▶ PROVIDED MATERIAL:
--
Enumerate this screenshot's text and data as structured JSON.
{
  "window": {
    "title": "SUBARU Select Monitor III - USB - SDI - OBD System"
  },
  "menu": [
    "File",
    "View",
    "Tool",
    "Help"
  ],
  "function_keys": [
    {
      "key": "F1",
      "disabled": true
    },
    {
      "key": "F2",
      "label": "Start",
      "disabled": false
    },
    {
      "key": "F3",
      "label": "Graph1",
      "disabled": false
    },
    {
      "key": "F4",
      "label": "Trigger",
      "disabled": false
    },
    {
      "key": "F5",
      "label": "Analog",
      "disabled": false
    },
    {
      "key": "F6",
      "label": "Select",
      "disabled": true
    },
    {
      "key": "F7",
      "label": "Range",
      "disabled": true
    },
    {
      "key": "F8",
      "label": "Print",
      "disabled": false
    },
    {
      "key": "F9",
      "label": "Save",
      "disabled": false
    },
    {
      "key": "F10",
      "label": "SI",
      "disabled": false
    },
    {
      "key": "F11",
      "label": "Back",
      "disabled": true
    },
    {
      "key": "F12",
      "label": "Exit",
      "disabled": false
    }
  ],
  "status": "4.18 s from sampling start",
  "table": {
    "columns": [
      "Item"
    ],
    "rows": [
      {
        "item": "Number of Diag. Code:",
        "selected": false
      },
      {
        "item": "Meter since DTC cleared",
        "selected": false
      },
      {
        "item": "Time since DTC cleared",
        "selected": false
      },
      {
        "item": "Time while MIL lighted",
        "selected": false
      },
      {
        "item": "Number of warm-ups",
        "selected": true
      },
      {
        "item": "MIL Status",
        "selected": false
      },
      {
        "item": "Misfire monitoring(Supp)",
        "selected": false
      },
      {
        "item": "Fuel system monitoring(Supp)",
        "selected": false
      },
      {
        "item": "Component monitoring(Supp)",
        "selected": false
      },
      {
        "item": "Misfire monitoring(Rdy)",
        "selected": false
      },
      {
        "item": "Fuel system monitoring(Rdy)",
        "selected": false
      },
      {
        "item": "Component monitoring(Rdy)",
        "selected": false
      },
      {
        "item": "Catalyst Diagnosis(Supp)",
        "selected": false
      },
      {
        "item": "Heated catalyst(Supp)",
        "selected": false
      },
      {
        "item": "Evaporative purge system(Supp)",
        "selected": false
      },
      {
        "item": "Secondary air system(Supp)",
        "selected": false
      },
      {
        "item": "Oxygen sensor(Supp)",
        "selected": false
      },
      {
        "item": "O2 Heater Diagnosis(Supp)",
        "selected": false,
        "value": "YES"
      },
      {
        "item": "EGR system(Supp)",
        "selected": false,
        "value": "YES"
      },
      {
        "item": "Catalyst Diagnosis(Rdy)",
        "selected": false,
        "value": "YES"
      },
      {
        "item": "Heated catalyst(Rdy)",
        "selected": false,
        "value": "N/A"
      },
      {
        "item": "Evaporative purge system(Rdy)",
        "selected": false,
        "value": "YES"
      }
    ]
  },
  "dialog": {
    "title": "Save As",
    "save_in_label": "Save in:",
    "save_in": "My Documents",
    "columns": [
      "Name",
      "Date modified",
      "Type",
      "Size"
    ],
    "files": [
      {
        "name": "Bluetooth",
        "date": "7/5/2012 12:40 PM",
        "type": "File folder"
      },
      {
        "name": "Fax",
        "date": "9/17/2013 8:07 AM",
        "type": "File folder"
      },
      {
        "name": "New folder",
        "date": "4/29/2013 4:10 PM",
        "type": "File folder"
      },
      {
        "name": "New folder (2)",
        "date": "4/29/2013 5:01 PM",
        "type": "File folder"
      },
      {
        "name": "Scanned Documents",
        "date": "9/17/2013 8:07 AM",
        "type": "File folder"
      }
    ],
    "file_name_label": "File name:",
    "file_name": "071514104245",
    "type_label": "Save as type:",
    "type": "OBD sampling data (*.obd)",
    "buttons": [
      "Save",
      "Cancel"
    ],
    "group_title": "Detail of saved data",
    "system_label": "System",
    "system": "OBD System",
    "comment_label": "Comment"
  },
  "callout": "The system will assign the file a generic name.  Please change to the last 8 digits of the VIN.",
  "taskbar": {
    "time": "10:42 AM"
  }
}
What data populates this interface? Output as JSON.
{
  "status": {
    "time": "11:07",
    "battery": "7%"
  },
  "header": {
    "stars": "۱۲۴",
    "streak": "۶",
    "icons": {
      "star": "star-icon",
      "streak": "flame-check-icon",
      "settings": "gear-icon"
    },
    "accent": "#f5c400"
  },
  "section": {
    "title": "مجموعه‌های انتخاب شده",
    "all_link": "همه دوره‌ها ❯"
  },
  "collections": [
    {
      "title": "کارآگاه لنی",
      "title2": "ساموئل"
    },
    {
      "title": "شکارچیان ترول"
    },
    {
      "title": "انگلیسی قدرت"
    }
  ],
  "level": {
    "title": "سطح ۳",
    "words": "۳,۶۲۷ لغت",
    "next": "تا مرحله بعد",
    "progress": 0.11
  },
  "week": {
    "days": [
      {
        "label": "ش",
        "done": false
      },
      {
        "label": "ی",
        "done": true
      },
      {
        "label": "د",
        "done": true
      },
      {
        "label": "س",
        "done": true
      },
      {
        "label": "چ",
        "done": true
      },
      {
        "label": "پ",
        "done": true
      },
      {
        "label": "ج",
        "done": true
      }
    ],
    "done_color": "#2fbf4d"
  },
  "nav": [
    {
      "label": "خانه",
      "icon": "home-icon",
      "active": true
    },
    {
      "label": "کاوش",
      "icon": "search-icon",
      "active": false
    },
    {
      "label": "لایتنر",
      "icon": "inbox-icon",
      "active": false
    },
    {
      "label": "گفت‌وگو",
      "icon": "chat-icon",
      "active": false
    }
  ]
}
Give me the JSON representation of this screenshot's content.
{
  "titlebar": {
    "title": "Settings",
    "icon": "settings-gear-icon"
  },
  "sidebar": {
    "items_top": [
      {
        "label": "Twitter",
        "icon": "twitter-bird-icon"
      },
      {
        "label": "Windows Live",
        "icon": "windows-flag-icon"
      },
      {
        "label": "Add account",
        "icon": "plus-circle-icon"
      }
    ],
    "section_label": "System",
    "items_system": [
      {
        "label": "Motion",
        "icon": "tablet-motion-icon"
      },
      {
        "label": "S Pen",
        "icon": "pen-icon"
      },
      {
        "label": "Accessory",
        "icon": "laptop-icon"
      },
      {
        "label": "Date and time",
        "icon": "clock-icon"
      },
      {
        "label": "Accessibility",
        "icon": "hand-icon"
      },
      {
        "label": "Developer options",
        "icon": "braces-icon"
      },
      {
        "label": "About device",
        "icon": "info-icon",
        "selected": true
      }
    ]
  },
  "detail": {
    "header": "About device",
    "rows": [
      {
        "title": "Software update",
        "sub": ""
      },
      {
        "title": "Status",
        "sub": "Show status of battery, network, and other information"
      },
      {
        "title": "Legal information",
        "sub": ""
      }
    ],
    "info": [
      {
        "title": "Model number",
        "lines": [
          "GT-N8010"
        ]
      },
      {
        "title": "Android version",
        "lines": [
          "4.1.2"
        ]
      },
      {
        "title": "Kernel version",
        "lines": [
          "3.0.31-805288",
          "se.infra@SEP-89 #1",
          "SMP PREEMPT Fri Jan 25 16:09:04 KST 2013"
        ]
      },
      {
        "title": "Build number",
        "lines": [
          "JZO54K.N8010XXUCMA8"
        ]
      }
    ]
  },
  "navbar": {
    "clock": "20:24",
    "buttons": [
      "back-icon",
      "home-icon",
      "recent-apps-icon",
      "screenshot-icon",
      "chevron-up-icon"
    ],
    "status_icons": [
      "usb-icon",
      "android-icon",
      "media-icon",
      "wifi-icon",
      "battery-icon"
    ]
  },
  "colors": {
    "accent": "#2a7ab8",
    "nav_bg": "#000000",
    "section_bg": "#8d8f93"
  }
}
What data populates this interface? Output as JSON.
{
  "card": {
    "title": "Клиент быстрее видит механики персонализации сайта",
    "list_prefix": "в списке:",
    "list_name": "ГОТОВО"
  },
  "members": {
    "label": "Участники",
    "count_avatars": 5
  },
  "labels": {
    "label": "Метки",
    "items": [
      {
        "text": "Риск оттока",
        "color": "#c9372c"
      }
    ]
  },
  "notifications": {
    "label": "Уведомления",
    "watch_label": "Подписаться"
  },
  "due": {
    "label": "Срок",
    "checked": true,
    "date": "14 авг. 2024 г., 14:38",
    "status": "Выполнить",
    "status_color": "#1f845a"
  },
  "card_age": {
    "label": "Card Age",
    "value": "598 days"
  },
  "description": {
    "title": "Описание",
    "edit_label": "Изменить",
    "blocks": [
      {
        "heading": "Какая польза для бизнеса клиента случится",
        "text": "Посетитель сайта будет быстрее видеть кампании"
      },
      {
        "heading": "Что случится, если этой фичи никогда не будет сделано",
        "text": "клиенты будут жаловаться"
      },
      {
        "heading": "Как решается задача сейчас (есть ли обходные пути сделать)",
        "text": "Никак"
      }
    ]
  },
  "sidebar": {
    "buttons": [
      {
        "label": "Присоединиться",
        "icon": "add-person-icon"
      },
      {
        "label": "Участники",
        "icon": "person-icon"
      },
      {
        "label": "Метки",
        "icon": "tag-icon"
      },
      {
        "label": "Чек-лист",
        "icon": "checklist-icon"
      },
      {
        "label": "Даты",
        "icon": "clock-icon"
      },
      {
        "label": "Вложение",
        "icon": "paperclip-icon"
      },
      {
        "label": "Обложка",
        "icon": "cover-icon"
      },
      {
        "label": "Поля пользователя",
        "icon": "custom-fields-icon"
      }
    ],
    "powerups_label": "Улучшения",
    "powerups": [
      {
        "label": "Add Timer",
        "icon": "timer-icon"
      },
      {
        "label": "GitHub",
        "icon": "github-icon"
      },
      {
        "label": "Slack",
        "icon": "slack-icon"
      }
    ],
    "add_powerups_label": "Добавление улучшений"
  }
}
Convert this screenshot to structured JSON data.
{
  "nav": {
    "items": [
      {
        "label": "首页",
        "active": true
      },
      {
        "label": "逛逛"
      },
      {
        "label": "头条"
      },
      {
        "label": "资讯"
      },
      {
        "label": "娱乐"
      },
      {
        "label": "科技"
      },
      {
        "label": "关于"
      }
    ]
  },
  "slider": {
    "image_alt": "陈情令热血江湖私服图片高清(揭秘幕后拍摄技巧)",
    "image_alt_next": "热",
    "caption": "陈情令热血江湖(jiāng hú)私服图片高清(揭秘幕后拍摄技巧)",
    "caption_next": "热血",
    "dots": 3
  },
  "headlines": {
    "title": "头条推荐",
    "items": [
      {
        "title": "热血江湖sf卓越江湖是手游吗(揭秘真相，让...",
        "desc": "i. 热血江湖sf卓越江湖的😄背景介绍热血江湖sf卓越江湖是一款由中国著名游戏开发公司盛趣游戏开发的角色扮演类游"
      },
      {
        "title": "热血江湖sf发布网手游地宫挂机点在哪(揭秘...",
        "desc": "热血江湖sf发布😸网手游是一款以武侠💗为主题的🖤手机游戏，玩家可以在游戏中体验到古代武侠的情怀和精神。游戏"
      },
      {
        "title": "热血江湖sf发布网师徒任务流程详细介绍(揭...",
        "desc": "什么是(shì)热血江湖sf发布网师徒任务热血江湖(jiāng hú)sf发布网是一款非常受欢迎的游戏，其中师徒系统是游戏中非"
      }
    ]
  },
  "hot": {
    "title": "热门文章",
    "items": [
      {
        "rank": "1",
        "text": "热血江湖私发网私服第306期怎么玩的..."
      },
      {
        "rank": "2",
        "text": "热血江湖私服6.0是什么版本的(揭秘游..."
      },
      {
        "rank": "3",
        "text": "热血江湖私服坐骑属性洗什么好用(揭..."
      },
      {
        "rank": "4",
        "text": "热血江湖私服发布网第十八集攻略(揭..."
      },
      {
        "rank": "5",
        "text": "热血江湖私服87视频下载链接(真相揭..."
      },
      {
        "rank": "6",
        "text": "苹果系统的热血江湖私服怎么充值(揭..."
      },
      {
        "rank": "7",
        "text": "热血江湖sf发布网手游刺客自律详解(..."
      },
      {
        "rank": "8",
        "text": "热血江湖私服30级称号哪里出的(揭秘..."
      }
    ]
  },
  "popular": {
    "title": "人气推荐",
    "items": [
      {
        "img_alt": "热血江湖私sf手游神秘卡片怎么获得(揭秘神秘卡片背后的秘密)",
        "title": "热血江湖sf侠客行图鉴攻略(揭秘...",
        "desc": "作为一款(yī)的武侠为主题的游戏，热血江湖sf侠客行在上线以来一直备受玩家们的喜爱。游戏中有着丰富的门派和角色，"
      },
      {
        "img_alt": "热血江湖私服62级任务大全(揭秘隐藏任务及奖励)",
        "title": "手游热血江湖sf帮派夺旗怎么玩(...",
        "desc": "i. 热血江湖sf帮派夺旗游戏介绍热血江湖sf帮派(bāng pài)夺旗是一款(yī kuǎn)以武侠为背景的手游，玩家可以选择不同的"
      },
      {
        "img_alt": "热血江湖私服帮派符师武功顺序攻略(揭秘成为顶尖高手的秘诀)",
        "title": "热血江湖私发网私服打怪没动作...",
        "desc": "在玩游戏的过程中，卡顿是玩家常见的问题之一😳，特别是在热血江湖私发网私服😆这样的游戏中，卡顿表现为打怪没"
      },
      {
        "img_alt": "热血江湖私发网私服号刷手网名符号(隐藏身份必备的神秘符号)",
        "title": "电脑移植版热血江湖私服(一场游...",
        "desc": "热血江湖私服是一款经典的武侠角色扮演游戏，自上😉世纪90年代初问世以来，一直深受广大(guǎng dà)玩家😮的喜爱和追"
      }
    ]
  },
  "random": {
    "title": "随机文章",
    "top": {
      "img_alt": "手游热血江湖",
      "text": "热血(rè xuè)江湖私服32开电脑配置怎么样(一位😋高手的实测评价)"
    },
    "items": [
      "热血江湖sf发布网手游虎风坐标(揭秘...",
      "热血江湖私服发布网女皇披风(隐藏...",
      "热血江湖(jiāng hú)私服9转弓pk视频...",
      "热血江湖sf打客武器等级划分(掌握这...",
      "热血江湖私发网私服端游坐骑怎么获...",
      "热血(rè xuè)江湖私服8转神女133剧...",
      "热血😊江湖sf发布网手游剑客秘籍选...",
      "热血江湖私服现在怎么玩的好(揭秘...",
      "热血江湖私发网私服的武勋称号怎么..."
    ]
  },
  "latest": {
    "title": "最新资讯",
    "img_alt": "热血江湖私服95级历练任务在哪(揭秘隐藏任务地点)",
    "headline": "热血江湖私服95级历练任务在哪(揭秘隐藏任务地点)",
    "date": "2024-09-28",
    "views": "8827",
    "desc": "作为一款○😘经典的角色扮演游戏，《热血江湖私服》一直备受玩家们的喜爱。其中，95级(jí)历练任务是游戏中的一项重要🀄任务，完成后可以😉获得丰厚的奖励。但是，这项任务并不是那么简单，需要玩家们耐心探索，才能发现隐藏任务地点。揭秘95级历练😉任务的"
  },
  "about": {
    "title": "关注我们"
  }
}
--
▶ WHAT THE TASK ASKS: Copy out each line of the entries that holds "作为一款".

▶ ANSWER TO THIS TASK:
        "desc": "作为一款(yī)的武侠为主题的游戏，热血江湖sf侠客行在上线以来一直备受玩家们的喜爱。游戏中有着丰富的门派和角色，"
    "desc": "作为一款○😘经典的角色扮演游戏，《热血江湖私服》一直备受玩家们的喜爱。其中，95级(jí)历练任务是游戏中的一项重要🀄任务，完成后可以😉获得丰厚的奖励。但是，这项任务并不是那么简单，需要玩家们耐心探索，才能发现隐藏任务地点。揭秘95级历练😉任务的"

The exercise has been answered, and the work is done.